• _What is required_
Rewrite the listing from the line containing "442, 680, 477]" through the line containing "Itemize the components", both included, as a numbered list with blank lines left out.

• _Exercise input_
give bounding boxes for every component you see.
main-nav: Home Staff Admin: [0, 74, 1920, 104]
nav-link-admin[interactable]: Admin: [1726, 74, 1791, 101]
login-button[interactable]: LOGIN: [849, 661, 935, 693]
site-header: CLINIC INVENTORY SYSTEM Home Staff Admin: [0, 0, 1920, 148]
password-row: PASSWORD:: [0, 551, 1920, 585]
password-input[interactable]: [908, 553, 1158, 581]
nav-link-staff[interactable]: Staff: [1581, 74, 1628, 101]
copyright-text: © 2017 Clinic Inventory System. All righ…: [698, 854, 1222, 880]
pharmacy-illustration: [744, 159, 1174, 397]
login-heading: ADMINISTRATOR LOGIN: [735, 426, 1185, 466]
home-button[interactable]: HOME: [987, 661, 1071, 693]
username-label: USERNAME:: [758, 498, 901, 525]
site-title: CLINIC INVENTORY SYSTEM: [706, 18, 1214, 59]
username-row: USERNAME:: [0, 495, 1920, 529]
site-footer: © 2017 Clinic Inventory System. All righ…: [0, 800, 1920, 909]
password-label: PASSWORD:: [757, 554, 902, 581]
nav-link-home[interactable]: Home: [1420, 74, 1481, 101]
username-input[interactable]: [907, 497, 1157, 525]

--

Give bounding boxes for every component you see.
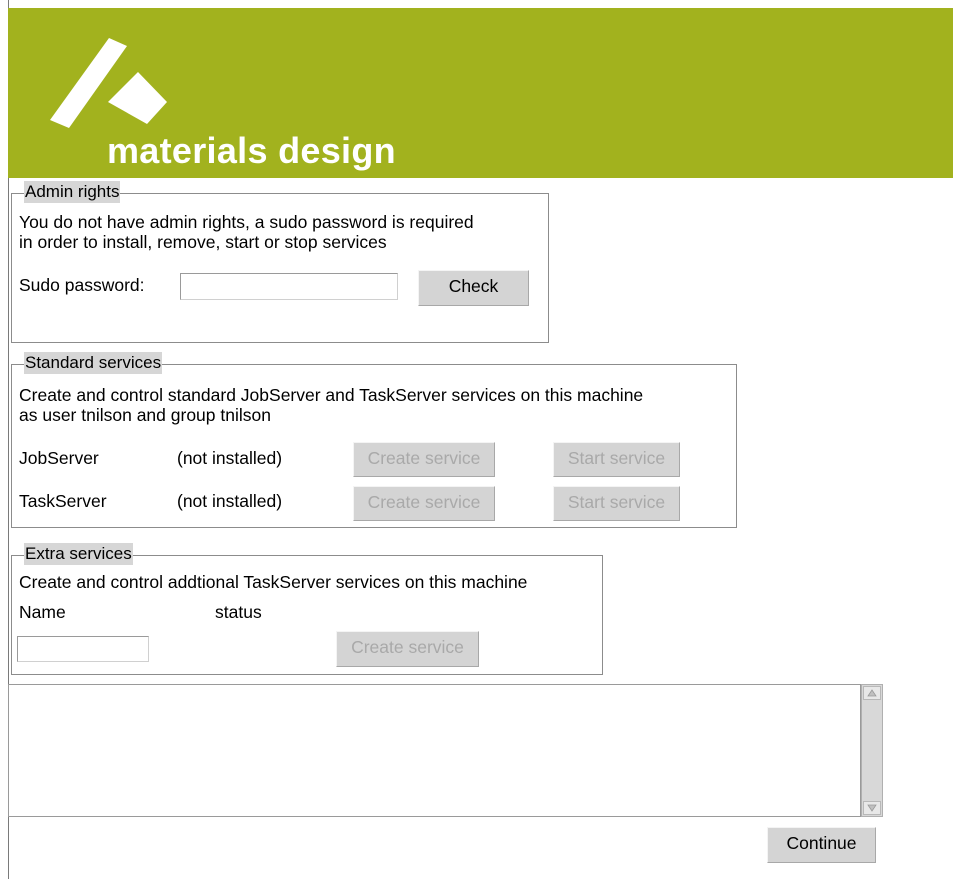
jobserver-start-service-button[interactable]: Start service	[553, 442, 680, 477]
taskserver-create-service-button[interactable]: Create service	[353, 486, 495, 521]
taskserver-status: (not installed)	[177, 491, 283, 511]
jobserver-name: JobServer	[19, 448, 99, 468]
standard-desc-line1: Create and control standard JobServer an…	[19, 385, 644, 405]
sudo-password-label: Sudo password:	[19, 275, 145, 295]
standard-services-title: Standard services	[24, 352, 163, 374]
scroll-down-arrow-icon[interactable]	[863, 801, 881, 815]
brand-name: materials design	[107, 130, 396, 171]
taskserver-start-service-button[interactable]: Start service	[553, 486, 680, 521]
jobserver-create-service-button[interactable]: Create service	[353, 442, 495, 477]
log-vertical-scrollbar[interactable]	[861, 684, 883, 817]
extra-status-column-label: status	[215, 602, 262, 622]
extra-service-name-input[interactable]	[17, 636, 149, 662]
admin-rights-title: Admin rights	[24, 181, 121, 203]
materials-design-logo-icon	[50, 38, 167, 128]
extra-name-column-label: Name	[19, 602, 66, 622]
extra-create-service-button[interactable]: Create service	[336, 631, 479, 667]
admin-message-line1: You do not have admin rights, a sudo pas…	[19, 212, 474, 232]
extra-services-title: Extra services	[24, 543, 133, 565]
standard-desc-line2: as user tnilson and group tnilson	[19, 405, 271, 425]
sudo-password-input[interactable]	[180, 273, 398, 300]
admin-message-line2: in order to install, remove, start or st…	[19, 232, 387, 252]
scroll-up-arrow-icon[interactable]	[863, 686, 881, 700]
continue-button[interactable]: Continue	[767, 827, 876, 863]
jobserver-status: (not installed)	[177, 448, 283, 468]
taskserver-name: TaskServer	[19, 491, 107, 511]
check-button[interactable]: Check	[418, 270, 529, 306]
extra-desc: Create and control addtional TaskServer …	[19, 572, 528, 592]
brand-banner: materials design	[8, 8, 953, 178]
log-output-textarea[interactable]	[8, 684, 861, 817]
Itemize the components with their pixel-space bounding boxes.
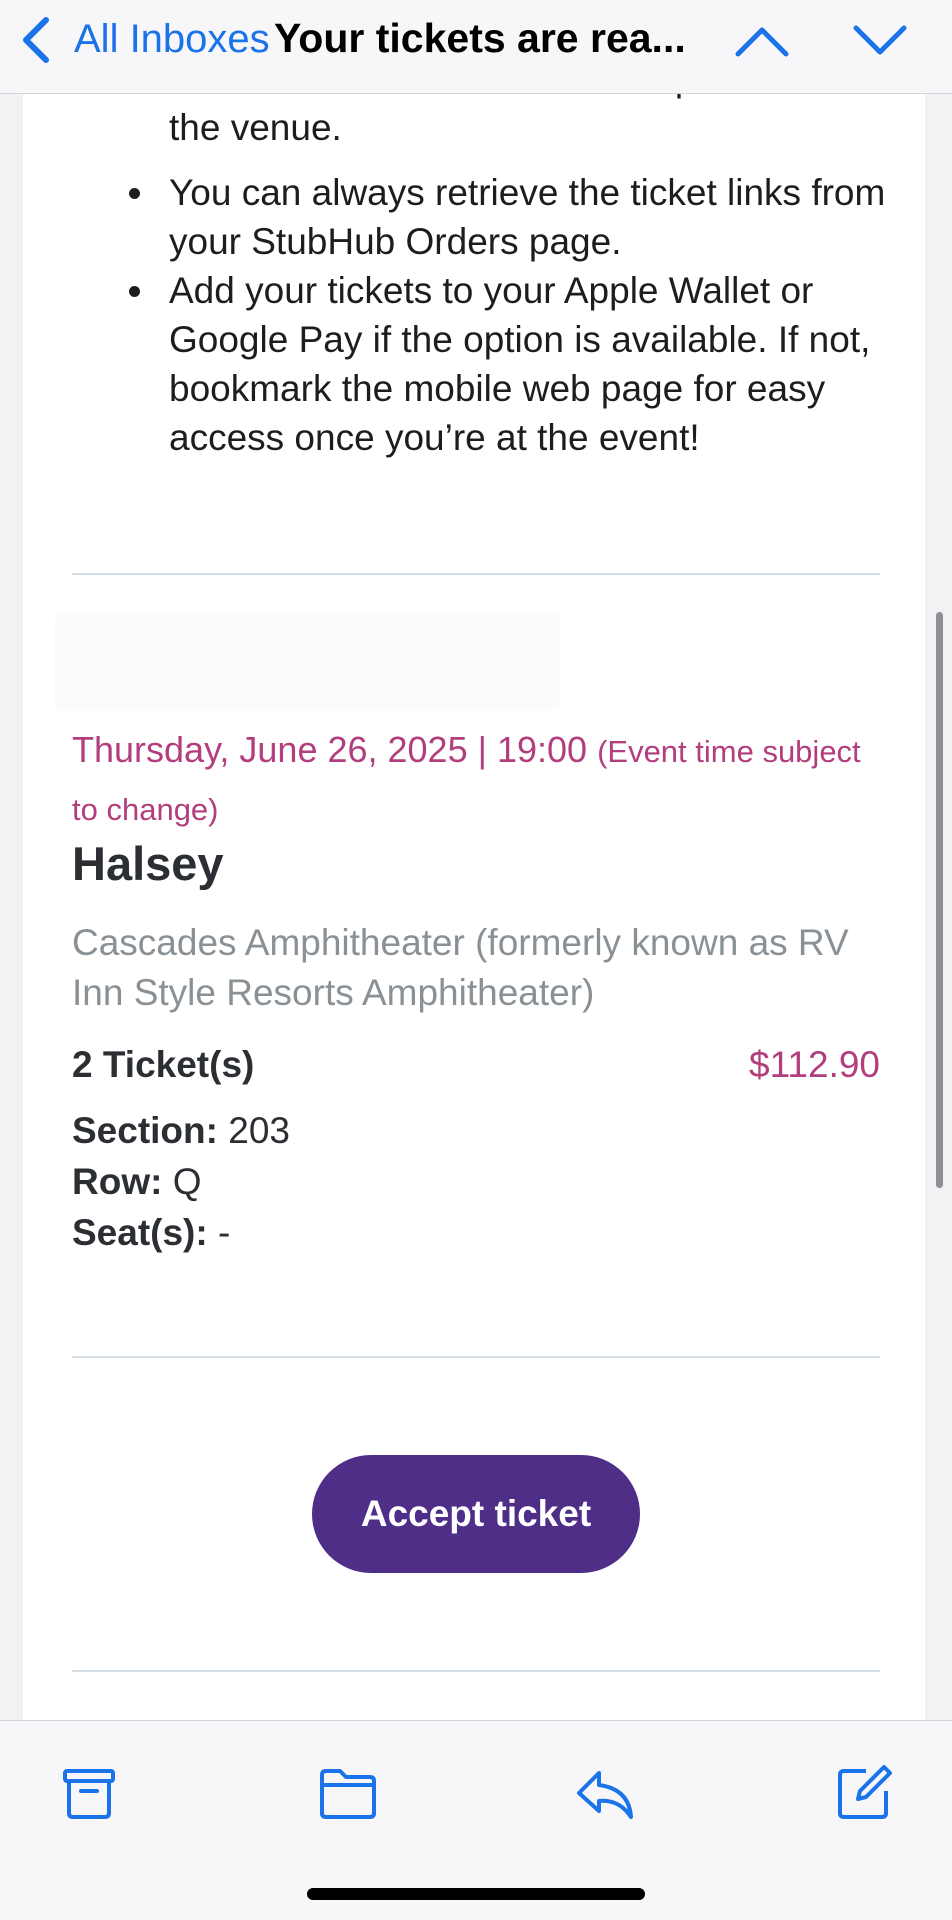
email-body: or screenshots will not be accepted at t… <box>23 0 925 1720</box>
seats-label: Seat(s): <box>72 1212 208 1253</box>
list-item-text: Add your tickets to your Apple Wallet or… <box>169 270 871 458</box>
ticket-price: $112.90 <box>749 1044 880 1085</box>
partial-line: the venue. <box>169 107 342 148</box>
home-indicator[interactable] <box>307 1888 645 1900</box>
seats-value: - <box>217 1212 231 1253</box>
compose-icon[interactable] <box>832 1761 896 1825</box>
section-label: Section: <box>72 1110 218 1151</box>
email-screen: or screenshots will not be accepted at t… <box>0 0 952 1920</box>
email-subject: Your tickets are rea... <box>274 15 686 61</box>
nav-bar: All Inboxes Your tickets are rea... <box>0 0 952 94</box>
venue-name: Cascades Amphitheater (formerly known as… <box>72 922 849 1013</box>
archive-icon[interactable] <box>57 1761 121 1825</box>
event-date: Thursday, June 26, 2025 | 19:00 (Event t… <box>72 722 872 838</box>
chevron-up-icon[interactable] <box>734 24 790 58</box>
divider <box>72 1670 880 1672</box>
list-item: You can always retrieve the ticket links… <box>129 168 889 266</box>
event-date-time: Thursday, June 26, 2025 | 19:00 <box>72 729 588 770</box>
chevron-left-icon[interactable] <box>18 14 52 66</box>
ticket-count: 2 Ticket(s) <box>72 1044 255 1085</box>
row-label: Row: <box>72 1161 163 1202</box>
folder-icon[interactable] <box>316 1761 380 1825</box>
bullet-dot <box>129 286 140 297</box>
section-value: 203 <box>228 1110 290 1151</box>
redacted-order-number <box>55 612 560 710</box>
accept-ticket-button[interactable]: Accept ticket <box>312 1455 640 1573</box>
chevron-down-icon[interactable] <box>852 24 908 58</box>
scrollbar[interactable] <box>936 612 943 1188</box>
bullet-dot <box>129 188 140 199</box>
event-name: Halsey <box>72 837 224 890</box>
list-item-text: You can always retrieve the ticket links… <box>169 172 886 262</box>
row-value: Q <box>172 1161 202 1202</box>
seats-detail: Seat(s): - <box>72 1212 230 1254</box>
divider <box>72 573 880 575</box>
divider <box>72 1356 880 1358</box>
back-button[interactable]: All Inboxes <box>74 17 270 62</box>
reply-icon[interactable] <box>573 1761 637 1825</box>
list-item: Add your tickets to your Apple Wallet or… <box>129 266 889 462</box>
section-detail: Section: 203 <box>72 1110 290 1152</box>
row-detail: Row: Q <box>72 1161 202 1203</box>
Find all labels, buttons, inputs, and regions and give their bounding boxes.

• _The reply_
1. jobserver-start-service-button[interactable]: Start service	[553, 442, 680, 477]
2. taskserver-create-service-button[interactable]: Create service	[353, 486, 495, 521]
3. taskserver-status: (not installed)	[177, 491, 283, 511]
4. jobserver-name: JobServer	[19, 448, 99, 468]
5. standard-desc-line1: Create and control standard JobServer an…	[19, 385, 644, 405]
6. sudo-password-label: Sudo password:	[19, 275, 145, 295]
7. standard-services-title: Standard services	[24, 352, 163, 374]
8. scroll-down-arrow-icon[interactable]	[863, 801, 881, 815]
9. brand-name: materials design	[107, 130, 396, 171]
10. taskserver-start-service-button[interactable]: Start service	[553, 486, 680, 521]
11. jobserver-create-service-button[interactable]: Create service	[353, 442, 495, 477]
12. log-vertical-scrollbar[interactable]	[861, 684, 883, 817]
13. extra-status-column-label: status	[215, 602, 262, 622]
14. extra-service-name-input[interactable]	[17, 636, 149, 662]
15. admin-rights-title: Admin rights	[24, 181, 121, 203]
16. materials-design-logo-icon	[50, 38, 167, 128]
17. extra-name-column-label: Name	[19, 602, 66, 622]
18. extra-create-service-button[interactable]: Create service	[336, 631, 479, 667]
19. admin-message-line1: You do not have admin rights, a sudo pas…	[19, 212, 474, 232]
20. extra-services-title: Extra services	[24, 543, 133, 565]
21. standard-desc-line2: as user tnilson and group tnilson	[19, 405, 271, 425]
22. sudo-password-input[interactable]	[180, 273, 398, 300]
23. admin-message-line2: in order to install, remove, start or st…	[19, 232, 387, 252]
24. scroll-up-arrow-icon[interactable]	[863, 686, 881, 700]
25. continue-button[interactable]: Continue	[767, 827, 876, 863]
26. jobserver-status: (not installed)	[177, 448, 283, 468]
27. taskserver-name: TaskServer	[19, 491, 107, 511]
28. check-button[interactable]: Check	[418, 270, 529, 306]
29. extra-desc: Create and control addtional TaskServer …	[19, 572, 528, 592]
30. brand-banner: materials design	[8, 8, 953, 178]
31. log-output-textarea[interactable]	[8, 684, 861, 817]
32. Itemize the components with their pixel-space bounding boxes.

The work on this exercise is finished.